* [Records for processing]:
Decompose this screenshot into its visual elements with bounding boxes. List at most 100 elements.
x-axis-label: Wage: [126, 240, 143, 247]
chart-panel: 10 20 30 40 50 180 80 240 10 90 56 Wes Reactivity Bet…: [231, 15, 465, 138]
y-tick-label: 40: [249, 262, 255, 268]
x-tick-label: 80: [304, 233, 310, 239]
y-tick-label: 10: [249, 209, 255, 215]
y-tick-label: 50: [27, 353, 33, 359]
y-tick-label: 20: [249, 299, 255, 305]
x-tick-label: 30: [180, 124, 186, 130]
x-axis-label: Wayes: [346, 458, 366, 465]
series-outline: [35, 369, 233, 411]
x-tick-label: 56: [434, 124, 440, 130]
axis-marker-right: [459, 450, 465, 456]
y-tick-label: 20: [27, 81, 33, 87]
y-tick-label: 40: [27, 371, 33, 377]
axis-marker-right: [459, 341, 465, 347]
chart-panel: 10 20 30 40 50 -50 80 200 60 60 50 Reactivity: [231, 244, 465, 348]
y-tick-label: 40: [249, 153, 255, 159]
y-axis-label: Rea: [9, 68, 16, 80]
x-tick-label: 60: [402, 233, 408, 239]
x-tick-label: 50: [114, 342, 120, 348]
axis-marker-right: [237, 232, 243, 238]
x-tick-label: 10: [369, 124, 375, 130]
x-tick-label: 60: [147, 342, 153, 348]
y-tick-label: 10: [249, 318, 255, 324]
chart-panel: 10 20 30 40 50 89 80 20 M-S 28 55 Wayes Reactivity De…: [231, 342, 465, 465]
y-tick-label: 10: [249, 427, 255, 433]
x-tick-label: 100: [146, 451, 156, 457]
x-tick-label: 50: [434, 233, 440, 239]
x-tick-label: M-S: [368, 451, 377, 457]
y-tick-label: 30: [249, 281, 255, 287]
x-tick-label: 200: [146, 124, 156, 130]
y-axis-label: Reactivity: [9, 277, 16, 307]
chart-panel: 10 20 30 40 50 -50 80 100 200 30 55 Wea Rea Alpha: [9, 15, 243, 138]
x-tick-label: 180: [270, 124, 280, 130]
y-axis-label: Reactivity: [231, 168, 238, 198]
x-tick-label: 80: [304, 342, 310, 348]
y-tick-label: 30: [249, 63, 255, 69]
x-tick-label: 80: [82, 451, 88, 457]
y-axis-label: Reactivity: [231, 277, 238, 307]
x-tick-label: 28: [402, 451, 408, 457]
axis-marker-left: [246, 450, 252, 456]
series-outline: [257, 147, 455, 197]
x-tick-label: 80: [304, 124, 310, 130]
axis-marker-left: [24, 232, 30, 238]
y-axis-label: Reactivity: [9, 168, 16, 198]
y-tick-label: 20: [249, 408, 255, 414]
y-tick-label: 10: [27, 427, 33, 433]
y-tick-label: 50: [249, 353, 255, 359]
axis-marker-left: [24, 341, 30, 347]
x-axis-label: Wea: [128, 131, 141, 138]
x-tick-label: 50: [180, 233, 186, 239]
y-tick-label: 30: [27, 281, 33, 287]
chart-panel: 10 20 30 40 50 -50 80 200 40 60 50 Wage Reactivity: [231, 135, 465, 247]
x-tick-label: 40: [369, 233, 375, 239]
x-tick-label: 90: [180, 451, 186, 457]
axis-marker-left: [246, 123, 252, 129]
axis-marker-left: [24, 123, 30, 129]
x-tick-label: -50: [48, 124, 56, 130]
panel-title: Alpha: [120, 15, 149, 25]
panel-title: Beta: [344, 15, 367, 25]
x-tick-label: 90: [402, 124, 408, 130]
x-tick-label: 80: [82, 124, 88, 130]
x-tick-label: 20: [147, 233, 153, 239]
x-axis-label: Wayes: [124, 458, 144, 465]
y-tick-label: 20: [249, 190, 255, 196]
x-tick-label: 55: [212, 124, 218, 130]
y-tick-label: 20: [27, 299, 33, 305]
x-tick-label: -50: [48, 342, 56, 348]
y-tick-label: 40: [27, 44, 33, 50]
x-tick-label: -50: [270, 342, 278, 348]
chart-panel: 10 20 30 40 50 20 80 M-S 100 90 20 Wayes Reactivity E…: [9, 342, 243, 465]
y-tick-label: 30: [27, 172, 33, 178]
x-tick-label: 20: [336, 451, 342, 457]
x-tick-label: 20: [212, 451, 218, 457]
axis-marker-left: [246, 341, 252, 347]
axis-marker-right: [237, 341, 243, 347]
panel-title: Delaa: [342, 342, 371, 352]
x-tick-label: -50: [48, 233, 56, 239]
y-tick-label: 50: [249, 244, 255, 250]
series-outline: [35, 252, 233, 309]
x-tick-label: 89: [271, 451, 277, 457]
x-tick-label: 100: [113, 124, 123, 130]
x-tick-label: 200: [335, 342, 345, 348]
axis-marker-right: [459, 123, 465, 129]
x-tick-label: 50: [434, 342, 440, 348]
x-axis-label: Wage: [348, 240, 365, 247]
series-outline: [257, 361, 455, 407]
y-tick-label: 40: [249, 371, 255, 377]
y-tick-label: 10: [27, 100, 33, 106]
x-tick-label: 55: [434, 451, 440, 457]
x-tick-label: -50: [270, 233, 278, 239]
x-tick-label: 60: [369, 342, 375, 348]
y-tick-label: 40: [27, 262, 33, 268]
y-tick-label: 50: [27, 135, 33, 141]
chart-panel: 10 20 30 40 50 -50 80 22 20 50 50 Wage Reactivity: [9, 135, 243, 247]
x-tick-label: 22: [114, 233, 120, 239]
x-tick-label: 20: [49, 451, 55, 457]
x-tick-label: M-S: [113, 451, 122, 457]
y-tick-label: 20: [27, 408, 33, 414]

* [The task]: Reproduce verbatim every line from the first one through the line containing "y-tick-label: 10: [249, 427, 255, 433]", with that line included.

* [The result]:
Decompose this screenshot into its visual elements with bounding boxes. List at most 100 elements.
x-axis-label: Wage: [126, 240, 143, 247]
chart-panel: 10 20 30 40 50 180 80 240 10 90 56 Wes Reactivity Bet…: [231, 15, 465, 138]
y-tick-label: 40: [249, 262, 255, 268]
x-tick-label: 80: [304, 233, 310, 239]
y-tick-label: 10: [249, 209, 255, 215]
y-tick-label: 50: [27, 353, 33, 359]
y-tick-label: 20: [249, 299, 255, 305]
x-tick-label: 30: [180, 124, 186, 130]
x-axis-label: Wayes: [346, 458, 366, 465]
series-outline: [35, 369, 233, 411]
x-tick-label: 56: [434, 124, 440, 130]
axis-marker-right: [459, 450, 465, 456]
y-tick-label: 20: [27, 81, 33, 87]
y-tick-label: 40: [27, 371, 33, 377]
axis-marker-right: [459, 341, 465, 347]
chart-panel: 10 20 30 40 50 -50 80 200 60 60 50 Reactivity: [231, 244, 465, 348]
y-tick-label: 40: [249, 153, 255, 159]
y-axis-label: Rea: [9, 68, 16, 80]
x-tick-label: 60: [402, 233, 408, 239]
x-tick-label: 50: [114, 342, 120, 348]
axis-marker-right: [237, 232, 243, 238]
x-tick-label: 10: [369, 124, 375, 130]
x-tick-label: 60: [147, 342, 153, 348]
y-tick-label: 10: [249, 318, 255, 324]
chart-panel: 10 20 30 40 50 89 80 20 M-S 28 55 Wayes Reactivity De…: [231, 342, 465, 465]
y-tick-label: 10: [249, 427, 255, 433]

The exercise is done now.